>> Start Listing
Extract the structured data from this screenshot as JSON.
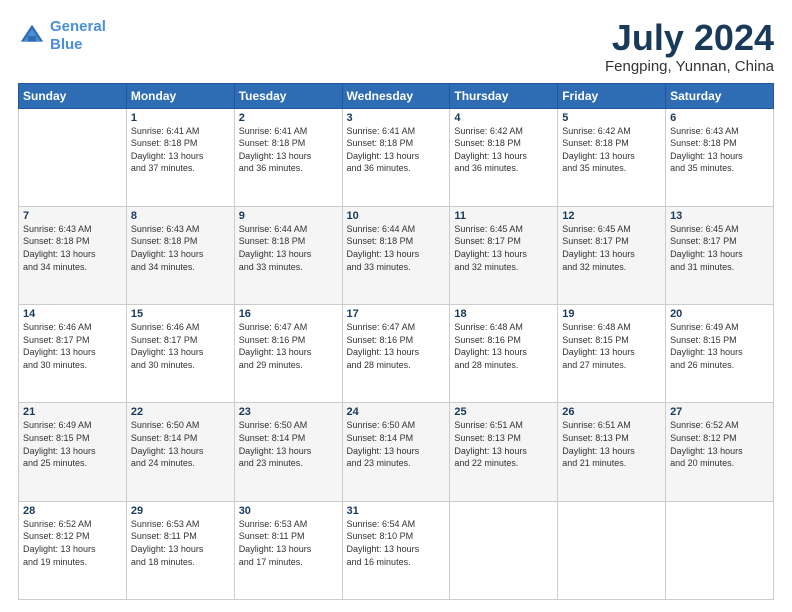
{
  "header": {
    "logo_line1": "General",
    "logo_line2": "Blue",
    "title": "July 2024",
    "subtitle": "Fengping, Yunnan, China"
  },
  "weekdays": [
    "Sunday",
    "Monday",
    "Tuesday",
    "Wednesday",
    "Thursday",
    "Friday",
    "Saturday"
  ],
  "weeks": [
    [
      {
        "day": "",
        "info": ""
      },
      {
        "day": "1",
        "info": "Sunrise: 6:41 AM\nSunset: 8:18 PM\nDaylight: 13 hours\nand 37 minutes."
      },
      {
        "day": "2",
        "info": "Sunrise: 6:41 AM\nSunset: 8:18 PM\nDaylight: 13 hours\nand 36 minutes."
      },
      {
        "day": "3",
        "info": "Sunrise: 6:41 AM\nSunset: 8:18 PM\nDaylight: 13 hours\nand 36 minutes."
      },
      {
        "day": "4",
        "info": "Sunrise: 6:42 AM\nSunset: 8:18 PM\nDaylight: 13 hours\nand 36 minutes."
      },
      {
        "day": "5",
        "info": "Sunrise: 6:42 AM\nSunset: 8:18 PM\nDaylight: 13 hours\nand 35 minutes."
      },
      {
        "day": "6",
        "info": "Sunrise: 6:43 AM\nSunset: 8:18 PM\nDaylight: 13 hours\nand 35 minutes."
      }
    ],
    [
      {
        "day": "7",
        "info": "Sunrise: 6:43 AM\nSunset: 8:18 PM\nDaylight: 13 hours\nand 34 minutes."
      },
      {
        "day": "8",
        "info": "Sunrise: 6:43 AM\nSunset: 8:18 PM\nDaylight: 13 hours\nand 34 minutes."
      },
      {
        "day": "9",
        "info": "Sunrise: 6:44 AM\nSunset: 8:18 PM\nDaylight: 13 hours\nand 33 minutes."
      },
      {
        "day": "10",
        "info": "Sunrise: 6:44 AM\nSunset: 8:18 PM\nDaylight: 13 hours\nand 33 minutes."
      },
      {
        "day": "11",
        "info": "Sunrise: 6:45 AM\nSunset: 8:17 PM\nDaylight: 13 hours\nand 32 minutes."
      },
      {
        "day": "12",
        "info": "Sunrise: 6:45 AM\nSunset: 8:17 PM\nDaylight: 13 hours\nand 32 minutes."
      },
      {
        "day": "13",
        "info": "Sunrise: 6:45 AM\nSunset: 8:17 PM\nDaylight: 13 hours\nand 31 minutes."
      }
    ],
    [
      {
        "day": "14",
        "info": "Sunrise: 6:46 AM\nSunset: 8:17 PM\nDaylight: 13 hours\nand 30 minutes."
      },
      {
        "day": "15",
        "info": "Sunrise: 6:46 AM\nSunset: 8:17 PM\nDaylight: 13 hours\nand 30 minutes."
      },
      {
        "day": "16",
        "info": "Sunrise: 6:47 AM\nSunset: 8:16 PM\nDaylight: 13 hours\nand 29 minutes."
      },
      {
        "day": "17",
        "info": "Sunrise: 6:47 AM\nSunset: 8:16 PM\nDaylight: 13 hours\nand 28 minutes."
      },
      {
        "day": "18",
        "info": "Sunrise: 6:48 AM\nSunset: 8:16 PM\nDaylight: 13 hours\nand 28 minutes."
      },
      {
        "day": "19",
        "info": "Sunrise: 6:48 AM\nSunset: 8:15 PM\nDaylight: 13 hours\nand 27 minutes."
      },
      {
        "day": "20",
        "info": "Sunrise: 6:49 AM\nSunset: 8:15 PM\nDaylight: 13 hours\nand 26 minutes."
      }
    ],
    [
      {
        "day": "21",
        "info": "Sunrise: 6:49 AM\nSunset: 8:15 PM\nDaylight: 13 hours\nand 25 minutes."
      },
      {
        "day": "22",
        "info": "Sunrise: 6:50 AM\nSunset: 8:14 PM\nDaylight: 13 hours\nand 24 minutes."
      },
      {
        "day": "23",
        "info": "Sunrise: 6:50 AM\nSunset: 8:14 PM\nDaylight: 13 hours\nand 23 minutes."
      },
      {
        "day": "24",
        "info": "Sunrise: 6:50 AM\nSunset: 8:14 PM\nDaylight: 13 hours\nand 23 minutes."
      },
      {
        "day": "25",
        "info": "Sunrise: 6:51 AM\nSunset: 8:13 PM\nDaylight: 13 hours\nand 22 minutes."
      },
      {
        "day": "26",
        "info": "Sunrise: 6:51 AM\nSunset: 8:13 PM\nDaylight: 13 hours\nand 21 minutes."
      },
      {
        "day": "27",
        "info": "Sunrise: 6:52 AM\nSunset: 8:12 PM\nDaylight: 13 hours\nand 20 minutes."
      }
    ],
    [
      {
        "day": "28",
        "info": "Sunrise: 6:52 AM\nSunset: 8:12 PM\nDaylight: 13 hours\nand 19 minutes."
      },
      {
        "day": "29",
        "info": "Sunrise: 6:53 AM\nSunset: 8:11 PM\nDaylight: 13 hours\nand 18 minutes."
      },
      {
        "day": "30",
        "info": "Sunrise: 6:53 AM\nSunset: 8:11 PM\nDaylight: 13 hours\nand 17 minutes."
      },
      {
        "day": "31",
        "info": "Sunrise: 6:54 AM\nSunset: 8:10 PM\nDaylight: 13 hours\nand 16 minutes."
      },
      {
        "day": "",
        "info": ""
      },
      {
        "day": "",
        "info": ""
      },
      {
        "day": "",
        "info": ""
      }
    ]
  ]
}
>> End Listing
### [Task directions]
Without the pictures, transcribe the listing above exactly.

### [Answer]
Extract the structured data from this screenshot as JSON.
{
  "header": {
    "logo_line1": "General",
    "logo_line2": "Blue",
    "title": "July 2024",
    "subtitle": "Fengping, Yunnan, China"
  },
  "weekdays": [
    "Sunday",
    "Monday",
    "Tuesday",
    "Wednesday",
    "Thursday",
    "Friday",
    "Saturday"
  ],
  "weeks": [
    [
      {
        "day": "",
        "info": ""
      },
      {
        "day": "1",
        "info": "Sunrise: 6:41 AM\nSunset: 8:18 PM\nDaylight: 13 hours\nand 37 minutes."
      },
      {
        "day": "2",
        "info": "Sunrise: 6:41 AM\nSunset: 8:18 PM\nDaylight: 13 hours\nand 36 minutes."
      },
      {
        "day": "3",
        "info": "Sunrise: 6:41 AM\nSunset: 8:18 PM\nDaylight: 13 hours\nand 36 minutes."
      },
      {
        "day": "4",
        "info": "Sunrise: 6:42 AM\nSunset: 8:18 PM\nDaylight: 13 hours\nand 36 minutes."
      },
      {
        "day": "5",
        "info": "Sunrise: 6:42 AM\nSunset: 8:18 PM\nDaylight: 13 hours\nand 35 minutes."
      },
      {
        "day": "6",
        "info": "Sunrise: 6:43 AM\nSunset: 8:18 PM\nDaylight: 13 hours\nand 35 minutes."
      }
    ],
    [
      {
        "day": "7",
        "info": "Sunrise: 6:43 AM\nSunset: 8:18 PM\nDaylight: 13 hours\nand 34 minutes."
      },
      {
        "day": "8",
        "info": "Sunrise: 6:43 AM\nSunset: 8:18 PM\nDaylight: 13 hours\nand 34 minutes."
      },
      {
        "day": "9",
        "info": "Sunrise: 6:44 AM\nSunset: 8:18 PM\nDaylight: 13 hours\nand 33 minutes."
      },
      {
        "day": "10",
        "info": "Sunrise: 6:44 AM\nSunset: 8:18 PM\nDaylight: 13 hours\nand 33 minutes."
      },
      {
        "day": "11",
        "info": "Sunrise: 6:45 AM\nSunset: 8:17 PM\nDaylight: 13 hours\nand 32 minutes."
      },
      {
        "day": "12",
        "info": "Sunrise: 6:45 AM\nSunset: 8:17 PM\nDaylight: 13 hours\nand 32 minutes."
      },
      {
        "day": "13",
        "info": "Sunrise: 6:45 AM\nSunset: 8:17 PM\nDaylight: 13 hours\nand 31 minutes."
      }
    ],
    [
      {
        "day": "14",
        "info": "Sunrise: 6:46 AM\nSunset: 8:17 PM\nDaylight: 13 hours\nand 30 minutes."
      },
      {
        "day": "15",
        "info": "Sunrise: 6:46 AM\nSunset: 8:17 PM\nDaylight: 13 hours\nand 30 minutes."
      },
      {
        "day": "16",
        "info": "Sunrise: 6:47 AM\nSunset: 8:16 PM\nDaylight: 13 hours\nand 29 minutes."
      },
      {
        "day": "17",
        "info": "Sunrise: 6:47 AM\nSunset: 8:16 PM\nDaylight: 13 hours\nand 28 minutes."
      },
      {
        "day": "18",
        "info": "Sunrise: 6:48 AM\nSunset: 8:16 PM\nDaylight: 13 hours\nand 28 minutes."
      },
      {
        "day": "19",
        "info": "Sunrise: 6:48 AM\nSunset: 8:15 PM\nDaylight: 13 hours\nand 27 minutes."
      },
      {
        "day": "20",
        "info": "Sunrise: 6:49 AM\nSunset: 8:15 PM\nDaylight: 13 hours\nand 26 minutes."
      }
    ],
    [
      {
        "day": "21",
        "info": "Sunrise: 6:49 AM\nSunset: 8:15 PM\nDaylight: 13 hours\nand 25 minutes."
      },
      {
        "day": "22",
        "info": "Sunrise: 6:50 AM\nSunset: 8:14 PM\nDaylight: 13 hours\nand 24 minutes."
      },
      {
        "day": "23",
        "info": "Sunrise: 6:50 AM\nSunset: 8:14 PM\nDaylight: 13 hours\nand 23 minutes."
      },
      {
        "day": "24",
        "info": "Sunrise: 6:50 AM\nSunset: 8:14 PM\nDaylight: 13 hours\nand 23 minutes."
      },
      {
        "day": "25",
        "info": "Sunrise: 6:51 AM\nSunset: 8:13 PM\nDaylight: 13 hours\nand 22 minutes."
      },
      {
        "day": "26",
        "info": "Sunrise: 6:51 AM\nSunset: 8:13 PM\nDaylight: 13 hours\nand 21 minutes."
      },
      {
        "day": "27",
        "info": "Sunrise: 6:52 AM\nSunset: 8:12 PM\nDaylight: 13 hours\nand 20 minutes."
      }
    ],
    [
      {
        "day": "28",
        "info": "Sunrise: 6:52 AM\nSunset: 8:12 PM\nDaylight: 13 hours\nand 19 minutes."
      },
      {
        "day": "29",
        "info": "Sunrise: 6:53 AM\nSunset: 8:11 PM\nDaylight: 13 hours\nand 18 minutes."
      },
      {
        "day": "30",
        "info": "Sunrise: 6:53 AM\nSunset: 8:11 PM\nDaylight: 13 hours\nand 17 minutes."
      },
      {
        "day": "31",
        "info": "Sunrise: 6:54 AM\nSunset: 8:10 PM\nDaylight: 13 hours\nand 16 minutes."
      },
      {
        "day": "",
        "info": ""
      },
      {
        "day": "",
        "info": ""
      },
      {
        "day": "",
        "info": ""
      }
    ]
  ]
}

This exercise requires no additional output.